GIVEN EXERCISE: All of the material below is to be returned exactly.

_ _ _ _ _ _ _

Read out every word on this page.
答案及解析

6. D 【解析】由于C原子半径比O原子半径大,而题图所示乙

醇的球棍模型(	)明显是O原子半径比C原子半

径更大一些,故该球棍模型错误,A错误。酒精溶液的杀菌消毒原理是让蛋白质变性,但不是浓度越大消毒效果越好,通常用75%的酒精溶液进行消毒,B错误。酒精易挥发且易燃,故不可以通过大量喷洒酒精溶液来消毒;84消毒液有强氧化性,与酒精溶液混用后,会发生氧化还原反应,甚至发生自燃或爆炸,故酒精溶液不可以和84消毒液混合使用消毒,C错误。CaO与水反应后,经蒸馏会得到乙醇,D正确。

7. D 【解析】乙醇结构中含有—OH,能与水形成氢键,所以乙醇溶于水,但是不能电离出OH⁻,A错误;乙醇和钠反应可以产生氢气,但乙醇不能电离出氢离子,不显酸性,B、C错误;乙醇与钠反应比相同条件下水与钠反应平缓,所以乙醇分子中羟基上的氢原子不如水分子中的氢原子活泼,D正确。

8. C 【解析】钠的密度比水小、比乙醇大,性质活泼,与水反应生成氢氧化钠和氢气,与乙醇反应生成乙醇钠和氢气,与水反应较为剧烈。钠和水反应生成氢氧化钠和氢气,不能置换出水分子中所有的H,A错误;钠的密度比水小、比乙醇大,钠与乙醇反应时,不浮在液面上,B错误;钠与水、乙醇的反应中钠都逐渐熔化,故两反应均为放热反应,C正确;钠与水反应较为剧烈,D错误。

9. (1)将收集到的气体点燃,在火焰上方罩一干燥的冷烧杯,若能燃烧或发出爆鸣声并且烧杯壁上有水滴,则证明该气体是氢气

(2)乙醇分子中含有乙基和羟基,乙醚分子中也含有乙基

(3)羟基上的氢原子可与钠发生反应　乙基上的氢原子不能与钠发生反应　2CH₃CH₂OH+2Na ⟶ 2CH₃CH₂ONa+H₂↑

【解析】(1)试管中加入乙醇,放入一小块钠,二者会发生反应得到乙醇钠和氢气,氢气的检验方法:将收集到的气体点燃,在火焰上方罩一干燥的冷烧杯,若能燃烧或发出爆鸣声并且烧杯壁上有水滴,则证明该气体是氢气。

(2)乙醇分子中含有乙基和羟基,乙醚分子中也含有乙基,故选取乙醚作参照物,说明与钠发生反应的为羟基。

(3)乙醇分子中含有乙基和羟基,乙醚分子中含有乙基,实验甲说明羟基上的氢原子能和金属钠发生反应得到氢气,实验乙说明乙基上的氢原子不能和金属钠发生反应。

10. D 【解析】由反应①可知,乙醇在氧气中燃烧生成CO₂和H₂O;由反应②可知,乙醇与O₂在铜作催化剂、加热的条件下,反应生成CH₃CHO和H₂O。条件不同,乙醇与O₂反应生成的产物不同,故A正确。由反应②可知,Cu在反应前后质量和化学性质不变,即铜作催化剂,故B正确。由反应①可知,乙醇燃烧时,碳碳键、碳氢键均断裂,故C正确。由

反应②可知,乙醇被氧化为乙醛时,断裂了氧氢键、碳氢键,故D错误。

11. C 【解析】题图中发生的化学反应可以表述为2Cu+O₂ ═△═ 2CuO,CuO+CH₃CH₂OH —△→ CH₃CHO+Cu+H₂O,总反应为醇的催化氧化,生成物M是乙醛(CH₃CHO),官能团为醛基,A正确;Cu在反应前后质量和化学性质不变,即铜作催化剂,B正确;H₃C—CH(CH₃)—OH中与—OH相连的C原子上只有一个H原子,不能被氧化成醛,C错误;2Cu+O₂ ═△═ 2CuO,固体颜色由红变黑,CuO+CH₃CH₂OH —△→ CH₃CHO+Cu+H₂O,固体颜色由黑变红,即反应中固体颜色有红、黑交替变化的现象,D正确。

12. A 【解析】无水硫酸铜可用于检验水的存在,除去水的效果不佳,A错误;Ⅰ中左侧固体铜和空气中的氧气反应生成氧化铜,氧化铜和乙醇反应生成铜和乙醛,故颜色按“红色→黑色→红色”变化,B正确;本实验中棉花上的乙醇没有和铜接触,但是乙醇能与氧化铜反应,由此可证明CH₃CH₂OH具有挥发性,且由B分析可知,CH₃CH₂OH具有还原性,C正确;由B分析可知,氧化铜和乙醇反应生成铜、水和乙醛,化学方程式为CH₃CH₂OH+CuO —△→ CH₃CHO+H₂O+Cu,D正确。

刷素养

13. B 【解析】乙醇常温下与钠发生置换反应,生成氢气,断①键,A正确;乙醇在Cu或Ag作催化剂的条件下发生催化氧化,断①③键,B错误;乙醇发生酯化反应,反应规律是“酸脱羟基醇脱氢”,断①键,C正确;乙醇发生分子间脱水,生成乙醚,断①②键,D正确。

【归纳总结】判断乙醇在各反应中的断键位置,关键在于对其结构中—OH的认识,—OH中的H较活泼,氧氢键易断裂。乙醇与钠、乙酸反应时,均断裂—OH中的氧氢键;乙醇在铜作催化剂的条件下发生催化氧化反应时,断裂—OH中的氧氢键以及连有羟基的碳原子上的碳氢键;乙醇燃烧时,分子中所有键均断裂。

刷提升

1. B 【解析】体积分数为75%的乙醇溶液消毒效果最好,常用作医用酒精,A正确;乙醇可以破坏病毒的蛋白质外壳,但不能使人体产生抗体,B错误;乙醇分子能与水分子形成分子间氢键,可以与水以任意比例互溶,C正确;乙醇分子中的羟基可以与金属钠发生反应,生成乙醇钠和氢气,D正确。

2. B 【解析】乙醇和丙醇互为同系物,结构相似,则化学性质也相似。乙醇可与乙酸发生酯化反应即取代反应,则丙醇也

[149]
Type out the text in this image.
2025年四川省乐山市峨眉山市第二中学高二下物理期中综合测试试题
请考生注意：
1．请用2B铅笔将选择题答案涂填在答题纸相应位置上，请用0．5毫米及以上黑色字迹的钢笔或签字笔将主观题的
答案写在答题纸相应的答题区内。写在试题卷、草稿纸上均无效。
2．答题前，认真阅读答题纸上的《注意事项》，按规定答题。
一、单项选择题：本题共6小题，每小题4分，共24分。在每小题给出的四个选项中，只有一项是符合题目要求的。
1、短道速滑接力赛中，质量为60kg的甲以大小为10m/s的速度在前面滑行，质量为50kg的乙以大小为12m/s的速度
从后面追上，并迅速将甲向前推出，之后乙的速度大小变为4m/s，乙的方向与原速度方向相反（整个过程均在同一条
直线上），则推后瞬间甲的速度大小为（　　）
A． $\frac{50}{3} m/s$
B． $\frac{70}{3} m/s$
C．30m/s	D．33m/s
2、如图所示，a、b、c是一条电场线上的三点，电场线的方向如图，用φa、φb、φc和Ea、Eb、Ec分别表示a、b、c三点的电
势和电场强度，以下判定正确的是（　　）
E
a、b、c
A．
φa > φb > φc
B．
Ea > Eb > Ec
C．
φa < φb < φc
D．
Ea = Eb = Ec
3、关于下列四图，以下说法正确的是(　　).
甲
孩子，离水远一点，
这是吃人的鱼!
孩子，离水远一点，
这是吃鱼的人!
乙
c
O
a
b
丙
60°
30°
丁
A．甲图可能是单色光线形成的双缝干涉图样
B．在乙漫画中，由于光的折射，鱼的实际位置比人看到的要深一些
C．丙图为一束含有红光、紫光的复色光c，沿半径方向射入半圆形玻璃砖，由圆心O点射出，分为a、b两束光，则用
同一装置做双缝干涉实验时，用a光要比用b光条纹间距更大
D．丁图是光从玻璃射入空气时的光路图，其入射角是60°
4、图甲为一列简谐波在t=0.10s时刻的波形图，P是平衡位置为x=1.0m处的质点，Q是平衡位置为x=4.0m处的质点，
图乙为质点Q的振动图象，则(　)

_ _ _ _ _ _ _

RESPONSE TO THE EXERCISE:
Read out every word on this page.
答案及解析

6. D 【解析】由于C原子半径比O原子半径大,而题图所示乙

醇的球棍模型(	)明显是O原子半径比C原子半

径更大一些,故该球棍模型错误,A错误。酒精溶液的杀菌消毒原理是让蛋白质变性,但不是浓度越大消毒效果越好,通常用75%的酒精溶液进行消毒,B错误。酒精易挥发且易燃,故不可以通过大量喷洒酒精溶液来消毒;84消毒液有强氧化性,与酒精溶液混用后,会发生氧化还原反应,甚至发生自燃或爆炸,故酒精溶液不可以和84消毒液混合使用消毒,C错误。CaO与水反应后,经蒸馏会得到乙醇,D正确。

7. D 【解析】乙醇结构中含有—OH,能与水形成氢键,所以乙醇溶于水,但是不能电离出OH⁻,A错误;乙醇和钠反应可以产生氢气,但乙醇不能电离出氢离子,不显酸性,B、C错误;乙醇与钠反应比相同条件下水与钠反应平缓,所以乙醇分子中羟基上的氢原子不如水分子中的氢原子活泼,D正确。

8. C 【解析】钠的密度比水小、比乙醇大,性质活泼,与水反应生成氢氧化钠和氢气,与乙醇反应生成乙醇钠和氢气,与水反应较为剧烈。钠和水反应生成氢氧化钠和氢气,不能置换出水分子中所有的H,A错误;钠的密度比水小、比乙醇大,钠与乙醇反应时,不浮在液面上,B错误;钠与水、乙醇的反应中钠都逐渐熔化,故两反应均为放热反应,C正确;钠与水反应较为剧烈,D错误。

9. (1)将收集到的气体点燃,在火焰上方罩一干燥的冷烧杯,若能燃烧或发出爆鸣声并且烧杯壁上有水滴,则证明该气体是氢气

(2)乙醇分子中含有乙基和羟基,乙醚分子中也含有乙基

(3)羟基上的氢原子可与钠发生反应　乙基上的氢原子不能与钠发生反应　2CH₃CH₂OH+2Na ⟶ 2CH₃CH₂ONa+H₂↑

【解析】(1)试管中加入乙醇,放入一小块钠,二者会发生反应得到乙醇钠和氢气,氢气的检验方法:将收集到的气体点燃,在火焰上方罩一干燥的冷烧杯,若能燃烧或发出爆鸣声并且烧杯壁上有水滴,则证明该气体是氢气。

(2)乙醇分子中含有乙基和羟基,乙醚分子中也含有乙基,故选取乙醚作参照物,说明与钠发生反应的为羟基。

(3)乙醇分子中含有乙基和羟基,乙醚分子中含有乙基,实验甲说明羟基上的氢原子能和金属钠发生反应得到氢气,实验乙说明乙基上的氢原子不能和金属钠发生反应。

10. D 【解析】由反应①可知,乙醇在氧气中燃烧生成CO₂和H₂O;由反应②可知,乙醇与O₂在铜作催化剂、加热的条件下,反应生成CH₃CHO和H₂O。条件不同,乙醇与O₂反应生成的产物不同,故A正确。由反应②可知,Cu在反应前后质量和化学性质不变,即铜作催化剂,故B正确。由反应①可知,乙醇燃烧时,碳碳键、碳氢键均断裂,故C正确。由

反应②可知,乙醇被氧化为乙醛时,断裂了氧氢键、碳氢键,故D错误。

11. C 【解析】题图中发生的化学反应可以表述为2Cu+O₂ ═△═ 2CuO,CuO+CH₃CH₂OH —△→ CH₃CHO+Cu+H₂O,总反应为醇的催化氧化,生成物M是乙醛(CH₃CHO),官能团为醛基,A正确;Cu在反应前后质量和化学性质不变,即铜作催化剂,B正确;H₃C—CH(CH₃)—OH中与—OH相连的C原子上只有一个H原子,不能被氧化成醛,C错误;2Cu+O₂ ═△═ 2CuO,固体颜色由红变黑,CuO+CH₃CH₂OH —△→ CH₃CHO+Cu+H₂O,固体颜色由黑变红,即反应中固体颜色有红、黑交替变化的现象,D正确。

12. A 【解析】无水硫酸铜可用于检验水的存在,除去水的效果不佳,A错误;Ⅰ中左侧固体铜和空气中的氧气反应生成氧化铜,氧化铜和乙醇反应生成铜和乙醛,故颜色按“红色→黑色→红色”变化,B正确;本实验中棉花上的乙醇没有和铜接触,但是乙醇能与氧化铜反应,由此可证明CH₃CH₂OH具有挥发性,且由B分析可知,CH₃CH₂OH具有还原性,C正确;由B分析可知,氧化铜和乙醇反应生成铜、水和乙醛,化学方程式为CH₃CH₂OH+CuO —△→ CH₃CHO+H₂O+Cu,D正确。

刷素养

13. B 【解析】乙醇常温下与钠发生置换反应,生成氢气,断①键,A正确;乙醇在Cu或Ag作催化剂的条件下发生催化氧化,断①③键,B错误;乙醇发生酯化反应,反应规律是“酸脱羟基醇脱氢”,断①键,C正确;乙醇发生分子间脱水,生成乙醚,断①②键,D正确。

【归纳总结】判断乙醇在各反应中的断键位置,关键在于对其结构中—OH的认识,—OH中的H较活泼,氧氢键易断裂。乙醇与钠、乙酸反应时,均断裂—OH中的氧氢键;乙醇在铜作催化剂的条件下发生催化氧化反应时,断裂—OH中的氧氢键以及连有羟基的碳原子上的碳氢键;乙醇燃烧时,分子中所有键均断裂。

刷提升

1. B 【解析】体积分数为75%的乙醇溶液消毒效果最好,常用作医用酒精,A正确;乙醇可以破坏病毒的蛋白质外壳,但不能使人体产生抗体,B错误;乙醇分子能与水分子形成分子间氢键,可以与水以任意比例互溶,C正确;乙醇分子中的羟基可以与金属钠发生反应,生成乙醇钠和氢气,D正确。

2. B 【解析】乙醇和丙醇互为同系物,结构相似,则化学性质也相似。乙醇可与乙酸发生酯化反应即取代反应,则丙醇也

[149]
Type out the text in this image.
2025年四川省乐山市峨眉山市第二中学高二下物理期中综合测试试题
请考生注意：
1．请用2B铅笔将选择题答案涂填在答题纸相应位置上，请用0．5毫米及以上黑色字迹的钢笔或签字笔将主观题的
答案写在答题纸相应的答题区内。写在试题卷、草稿纸上均无效。
2．答题前，认真阅读答题纸上的《注意事项》，按规定答题。
一、单项选择题：本题共6小题，每小题4分，共24分。在每小题给出的四个选项中，只有一项是符合题目要求的。
1、短道速滑接力赛中，质量为60kg的甲以大小为10m/s的速度在前面滑行，质量为50kg的乙以大小为12m/s的速度
从后面追上，并迅速将甲向前推出，之后乙的速度大小变为4m/s，乙的方向与原速度方向相反（整个过程均在同一条
直线上），则推后瞬间甲的速度大小为（　　）
A． $\frac{50}{3} m/s$
B． $\frac{70}{3} m/s$
C．30m/s	D．33m/s
2、如图所示，a、b、c是一条电场线上的三点，电场线的方向如图，用φa、φb、φc和Ea、Eb、Ec分别表示a、b、c三点的电
势和电场强度，以下判定正确的是（　　）
E
a、b、c
A．
φa > φb > φc
B．
Ea > Eb > Ec
C．
φa < φb < φc
D．
Ea = Eb = Ec
3、关于下列四图，以下说法正确的是(　　).
甲
孩子，离水远一点，
这是吃人的鱼!
孩子，离水远一点，
这是吃鱼的人!
乙
c
O
a
b
丙
60°
30°
丁
A．甲图可能是单色光线形成的双缝干涉图样
B．在乙漫画中，由于光的折射，鱼的实际位置比人看到的要深一些
C．丙图为一束含有红光、紫光的复色光c，沿半径方向射入半圆形玻璃砖，由圆心O点射出，分为a、b两束光，则用
同一装置做双缝干涉实验时，用a光要比用b光条纹间距更大
D．丁图是光从玻璃射入空气时的光路图，其入射角是60°
4、图甲为一列简谐波在t=0.10s时刻的波形图，P是平衡位置为x=1.0m处的质点，Q是平衡位置为x=4.0m处的质点，
图乙为质点Q的振动图象，则(　)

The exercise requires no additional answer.